**DIRECTIVE A:** List each act in the bulleted lineup of the concert announcement below, with the performers' names as the announcement gives them.
##### PROVIDED TEXT #####
The Music Gallery and present CONCRETE TORONTO MUSIC As part of the soundaXis Festival

*** Toronto indie and contemporary musicians pay tribute to iconic city buildings ***

Two concerts in two special *concrete* locations:

Sunday May 25 @ Polish Combatants Hall, 206 Beverley St.
Doors 7pm, concert 8pm
Tickets: $20 regular/$15 member + senior/$10 student

Sunday June 1 @ Ontario Science Centre, 770 Don Mills Rd.
2-5pm • FREE with admission to OSC — OR purchase tickets: $20 regular/$15 member + student INCLUDING SCHOOL BUS RIDE from Music Gallery (meet at 12:45pm)

Advance tickets available at
More info:

• Carla Huhtanen (voice) and Wallace Halladay (saxophone) performing a newly commissioned piece by composer Erik Ross, featuring text by Darren O’Donnell and Carl Wilson
• CCMC (legendary improvising trio: Paul Dutton, voice; John Oswald, saxophone; Michael Snow, keyboards) *** May 25 only
• Sandro Perri (electronics) and Tony Dekker (guitar and voice)
• Smith & Wiernik (electronics and visuals)
• Knurl (contact mic’ed concrete slabs with effects)

About Concrete Toronto Music
Concrete Toronto Music is a concert of original new music, created by Toronto composers and musicians, in response to Toronto’s Concrete Architecture, as catalogued in the 2007 book Concrete Toronto (ERA Architects/Coach House Books, Michael McClelland and Graeme Stewart, editors). Many iconic buildings, such as City Hall and the Ontario Science Centre, used concrete as their primary material during the building frenzy that gave expression to the growth of Toronto in the decades of the 1950s to the 1970s. The Music Gallery has commissioned a significant handful of Toronto-based composers and musicians to create new works that pay tribute to Toronto’s concrete legacy, experiment with concrete’s mutability and explore these buildings’ role in the city’s psycho-geography. These two concerts take place in two of the actual concrete buildings — the Polish Combatants Hall (Wieslaw Wodkiewicz, architect) and the Ontario Science Centre (Raymond Moriyama, architect). Curated by Jonathan Bunce and Carl Wilson (, author of Let’s Talk About Love).
##### SUPPLIED MATERIAL #####
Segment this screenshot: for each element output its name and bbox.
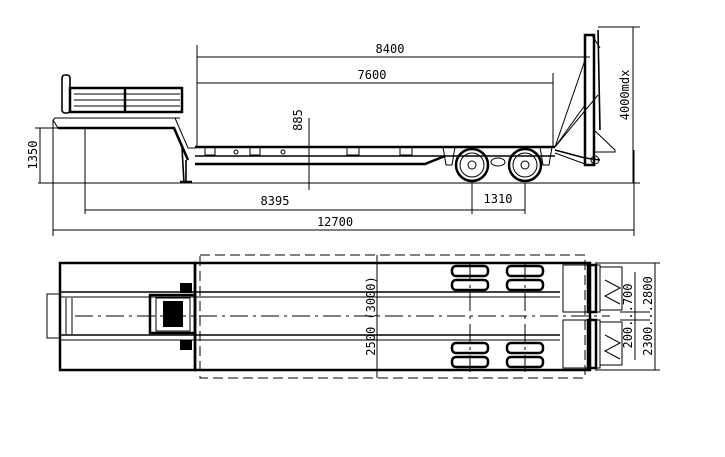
rear-axle-wheels xyxy=(454,147,543,183)
ramps-plan xyxy=(562,263,623,370)
dim-width: 2500 (3000) xyxy=(364,276,378,355)
dim-axle-spacing: 1310 xyxy=(484,192,513,206)
dim-overall-deck: 8400 xyxy=(376,42,405,56)
tires-plan xyxy=(450,262,545,372)
dim-loading-deck: 7600 xyxy=(358,68,387,82)
top-dimensions: 2500 (3000) 200...700 2300...2800 xyxy=(364,255,660,378)
dim-ramp-gap: 200...700 xyxy=(621,283,635,348)
main-deck xyxy=(195,145,555,166)
dim-deck-height: 885 xyxy=(291,109,305,131)
side-view: 8400 7600 885 1350 8395 1310 12700 4000m… xyxy=(26,26,640,236)
rear-ramp xyxy=(554,29,616,167)
gooseneck xyxy=(52,74,195,184)
kingpin-assembly xyxy=(148,283,197,350)
dim-overall-length: 12700 xyxy=(317,215,353,229)
front-hitch xyxy=(46,293,61,339)
dim-ramp-span: 2300...2800 xyxy=(641,276,655,355)
dim-ramp-height: 4000mdx xyxy=(618,70,632,121)
top-view: 2500 (3000) 200...700 2300...2800 xyxy=(46,254,660,379)
side-dimensions: 8400 7600 885 1350 8395 1310 12700 4000m… xyxy=(26,26,640,236)
dim-kingpin-to-axle: 8395 xyxy=(261,194,290,208)
dim-fifth-wheel-height: 1350 xyxy=(26,141,40,170)
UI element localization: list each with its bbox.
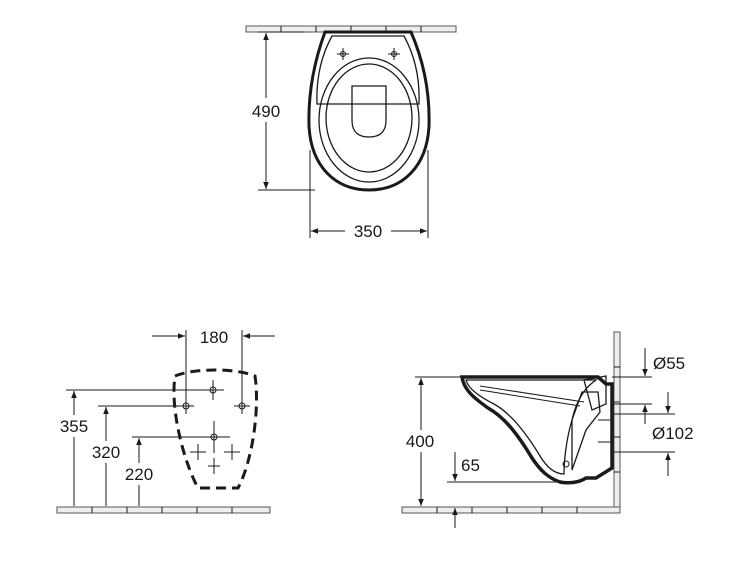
floor-strip-side — [401, 506, 621, 514]
height2-label: 320 — [92, 443, 120, 462]
bowl-outline-top — [307, 30, 431, 192]
height1-label: 355 — [60, 417, 88, 436]
inlet-label: Ø55 — [653, 354, 685, 373]
bowl-water-well — [351, 85, 387, 138]
front-view: 180 355 320 220 — [52, 328, 275, 514]
bowl-outline-dashed — [172, 368, 258, 490]
width-label: 350 — [354, 222, 382, 241]
bowl-profile-inner — [465, 379, 599, 475]
inlet-pipe — [583, 375, 607, 411]
bowl-opening — [325, 63, 413, 173]
side-view: 400 65 Ø55 Ø102 — [398, 331, 694, 528]
outlet-label: Ø102 — [652, 424, 694, 443]
trap-channel — [571, 391, 601, 471]
depth-label: 490 — [252, 102, 280, 121]
bowl-inner-rim — [316, 35, 420, 105]
height3-label: 220 — [125, 465, 153, 484]
offset-label: 65 — [461, 456, 480, 475]
wall-strip-side — [613, 331, 621, 508]
floor-strip-front — [56, 506, 271, 514]
spacing-label: 180 — [200, 328, 228, 347]
fixing-mark-left — [337, 48, 349, 60]
bowl-profile-outer — [459, 375, 614, 485]
fixing-mark-right — [388, 48, 400, 60]
fixing-points — [178, 380, 250, 474]
bowl-seat — [318, 57, 420, 183]
top-view: 490 350 — [244, 25, 457, 242]
height-label: 400 — [406, 432, 434, 451]
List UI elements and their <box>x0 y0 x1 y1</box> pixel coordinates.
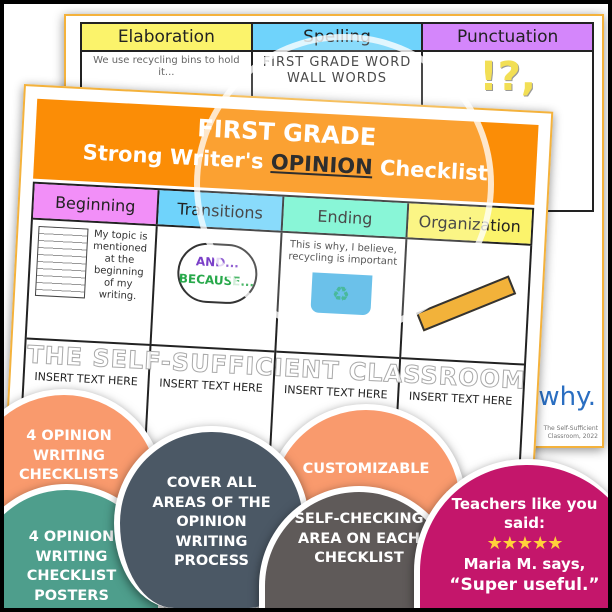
product-image: Elaboration Spelling Punctuation We use … <box>4 4 608 608</box>
header-punctuation: Punctuation <box>423 24 593 50</box>
review-heading: Teachers like you said: <box>451 495 598 532</box>
header-beginning: Beginning <box>33 183 160 225</box>
lined-paper-icon <box>34 225 89 299</box>
reviewer: Maria M. says, <box>463 555 586 573</box>
punctuation-icon: !?, <box>479 54 536 100</box>
copyright: The Self-Sufficient Classroom, 2022 <box>543 425 598 440</box>
review-quote: “Super useful.” <box>449 575 600 595</box>
magnifier-overlay <box>194 34 494 334</box>
beginning-text: My topic is mentioned at the beginning o… <box>92 228 148 303</box>
header-elaboration: Elaboration <box>82 24 253 50</box>
corner-text: why. <box>538 382 596 412</box>
feature-circle-cover-all-areas: COVER ALL AREAS OF THE OPINION WRITING P… <box>114 426 309 608</box>
star-rating-icon: ★★★★★ <box>486 533 564 554</box>
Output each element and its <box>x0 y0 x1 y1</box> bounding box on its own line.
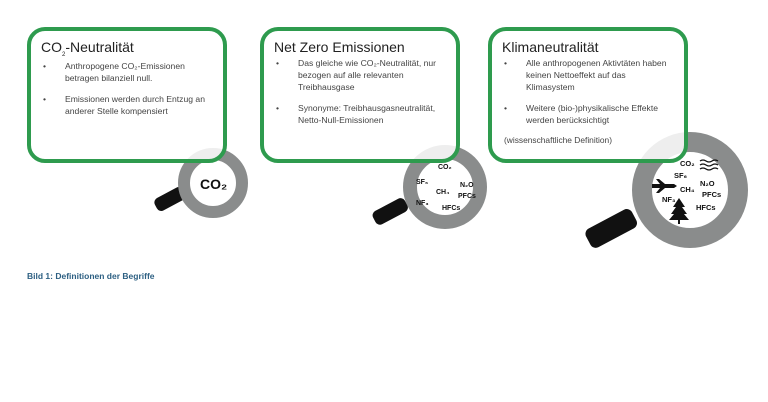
card-note: (wissenschaftliche Definition) <box>504 135 612 145</box>
gas-ch4: CH₄ <box>436 189 449 196</box>
card-bullet: Alle anthropogenen Aktivtäten haben kein… <box>502 57 674 93</box>
card-bullet: Das gleiche wie CO₂-Neutralität, nur bez… <box>274 57 446 93</box>
gas-nf3: NF₃ <box>662 195 676 204</box>
lens-co2-label: CO₂ <box>200 176 227 192</box>
gas-sf6: SF₆ <box>416 179 428 186</box>
tree-icon <box>669 198 689 224</box>
gas-pfcs: PFCs <box>702 190 721 199</box>
card-bullet: Weitere (bio-)physikalische Effekte werd… <box>502 102 674 126</box>
card-title: Klimaneutralität <box>502 39 599 55</box>
gas-n2o: N₂O <box>700 179 715 188</box>
definition-card-net-zero: Net Zero Emissionen Das gleiche wie CO₂-… <box>260 27 460 163</box>
definition-card-co2-neutrality: CO2-Neutralität Anthropogene CO₂-Emissio… <box>27 27 227 163</box>
gas-hfcs: HFCs <box>442 205 460 212</box>
card-title: CO2-Neutralität <box>41 39 134 58</box>
gas-pfcs: PFCs <box>458 193 476 200</box>
gas-co2: CO₂ <box>680 159 695 168</box>
gas-ch4: CH₄ <box>680 185 695 194</box>
magnifier-icon-climate: CO₂ SF₆ N₂O CH₄ PFCs NF₃ HFCs <box>585 132 748 248</box>
gas-nf3: NF₃ <box>416 200 429 207</box>
waves-icon <box>699 159 719 171</box>
magnifier-icon-ghg: CO₂ SF₆ N₂O CH₄ PFCs NF₃ HFCs <box>372 145 487 229</box>
card-bullet: Synonyme: Treibhausgasneutralität, Netto… <box>274 102 446 126</box>
card-bullet: Anthropogene CO₂-Emissionen betragen bil… <box>41 60 213 84</box>
gas-co2: CO₂ <box>438 164 452 171</box>
airplane-icon <box>652 179 677 193</box>
magnifier-icon-co2: CO₂ <box>154 148 248 218</box>
card-title: Net Zero Emissionen <box>274 39 405 55</box>
gas-hfcs: HFCs <box>696 203 716 212</box>
figure-caption: Bild 1: Definitionen der Begriffe <box>27 271 155 281</box>
card-bullet: Emissionen werden durch Entzug an andere… <box>41 93 213 117</box>
definition-card-climate-neutrality: Klimaneutralität Alle anthropogenen Akti… <box>488 27 688 163</box>
gas-n2o: N₂O <box>460 182 474 189</box>
gas-sf6: SF₆ <box>674 171 687 180</box>
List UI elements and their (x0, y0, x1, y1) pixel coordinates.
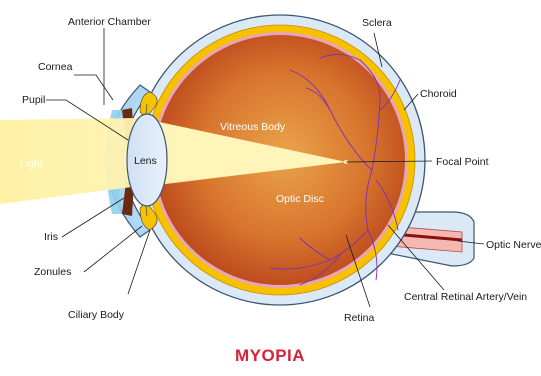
label-cornea: Cornea (38, 61, 73, 73)
label-zonules: Zonules (34, 266, 71, 278)
label-choroid: Choroid (420, 88, 457, 100)
label-lens: Lens (134, 155, 157, 167)
label-sclera: Sclera (362, 17, 392, 29)
label-iris: Iris (44, 231, 58, 243)
label-light: Light (20, 158, 43, 170)
label-ciliary-body: Ciliary Body (68, 309, 125, 321)
diagram-title: MYOPIA (235, 346, 305, 365)
label-optic-disc: Optic Disc (276, 193, 324, 205)
label-focal-point: Focal Point (436, 156, 489, 168)
label-retina: Retina (344, 312, 375, 324)
label-optic-nerve: Optic Nerve (486, 239, 541, 251)
label-anterior-chamber: Anterior Chamber (68, 16, 151, 28)
label-pupil: Pupil (22, 94, 45, 106)
label-vitreous-body: Vitreous Body (220, 121, 286, 133)
label-central-retinal: Central Retinal Artery/Vein (404, 291, 527, 303)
#####
**DIRECTIVE B:** Gather every line of the entries above that contains the string "Alle", with matching case.

**FINAL RESULT A:**
- Carla Huhtanen and Wallace Halladay
- CCMC (Paul Dutton, John Oswald, Michael Snow)
- Sandro Perri and Tony Dekker
- Smith & Wiernik
- Knurl

**FINAL RESULT B:**
card-bullet: Alle anthropogenen Aktivtäten haben kein… <box>502 57 674 93</box>
definition-card-climate-neutrality: Klimaneutralität Alle anthropogenen Akti… <box>488 27 688 163</box>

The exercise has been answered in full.